# What is needed
Count how many lines of the material hold "text". Respond with that number alone.

--- start Data section ---

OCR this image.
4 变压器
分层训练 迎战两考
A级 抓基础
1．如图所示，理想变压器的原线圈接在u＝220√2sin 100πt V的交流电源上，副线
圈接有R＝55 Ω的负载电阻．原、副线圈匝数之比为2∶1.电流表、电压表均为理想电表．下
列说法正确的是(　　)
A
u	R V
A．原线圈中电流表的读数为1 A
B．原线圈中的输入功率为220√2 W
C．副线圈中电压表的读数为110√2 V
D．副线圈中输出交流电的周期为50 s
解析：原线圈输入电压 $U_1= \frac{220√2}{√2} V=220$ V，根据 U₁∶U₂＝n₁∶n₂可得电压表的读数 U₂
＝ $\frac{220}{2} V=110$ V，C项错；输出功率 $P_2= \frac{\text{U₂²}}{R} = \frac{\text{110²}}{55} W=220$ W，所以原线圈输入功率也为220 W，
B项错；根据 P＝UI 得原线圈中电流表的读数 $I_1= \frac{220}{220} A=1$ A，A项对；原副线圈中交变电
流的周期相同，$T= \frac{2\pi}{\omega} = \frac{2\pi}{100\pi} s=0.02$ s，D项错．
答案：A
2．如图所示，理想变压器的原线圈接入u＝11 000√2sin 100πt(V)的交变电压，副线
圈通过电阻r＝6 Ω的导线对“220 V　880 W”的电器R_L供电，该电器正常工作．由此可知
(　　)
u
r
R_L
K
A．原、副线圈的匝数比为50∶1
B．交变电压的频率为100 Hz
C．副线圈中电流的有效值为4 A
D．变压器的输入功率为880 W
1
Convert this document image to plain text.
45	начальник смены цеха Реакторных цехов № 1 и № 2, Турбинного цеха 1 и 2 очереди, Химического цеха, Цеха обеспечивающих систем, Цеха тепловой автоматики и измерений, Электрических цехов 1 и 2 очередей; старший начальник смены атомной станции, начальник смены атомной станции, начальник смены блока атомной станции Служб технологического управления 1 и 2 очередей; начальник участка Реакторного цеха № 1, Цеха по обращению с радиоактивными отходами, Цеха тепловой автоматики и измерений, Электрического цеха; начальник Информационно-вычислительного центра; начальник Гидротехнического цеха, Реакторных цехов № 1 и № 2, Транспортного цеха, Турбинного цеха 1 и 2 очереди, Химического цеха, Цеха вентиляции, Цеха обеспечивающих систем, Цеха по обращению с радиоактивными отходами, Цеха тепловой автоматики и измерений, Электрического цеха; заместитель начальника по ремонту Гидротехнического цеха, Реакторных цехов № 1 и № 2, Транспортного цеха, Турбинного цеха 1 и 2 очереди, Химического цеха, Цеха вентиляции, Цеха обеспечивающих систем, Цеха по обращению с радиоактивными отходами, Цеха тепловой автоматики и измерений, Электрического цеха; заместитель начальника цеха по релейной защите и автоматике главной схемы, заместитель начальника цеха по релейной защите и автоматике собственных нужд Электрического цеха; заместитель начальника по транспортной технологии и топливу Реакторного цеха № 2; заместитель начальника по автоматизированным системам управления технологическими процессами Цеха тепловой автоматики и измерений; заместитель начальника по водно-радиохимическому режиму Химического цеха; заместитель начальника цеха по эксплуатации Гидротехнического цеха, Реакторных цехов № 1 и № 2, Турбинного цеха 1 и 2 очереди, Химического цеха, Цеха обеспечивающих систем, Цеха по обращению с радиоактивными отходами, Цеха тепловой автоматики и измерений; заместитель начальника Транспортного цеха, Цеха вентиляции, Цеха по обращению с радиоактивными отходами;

--- end Data section ---

# Correct result
2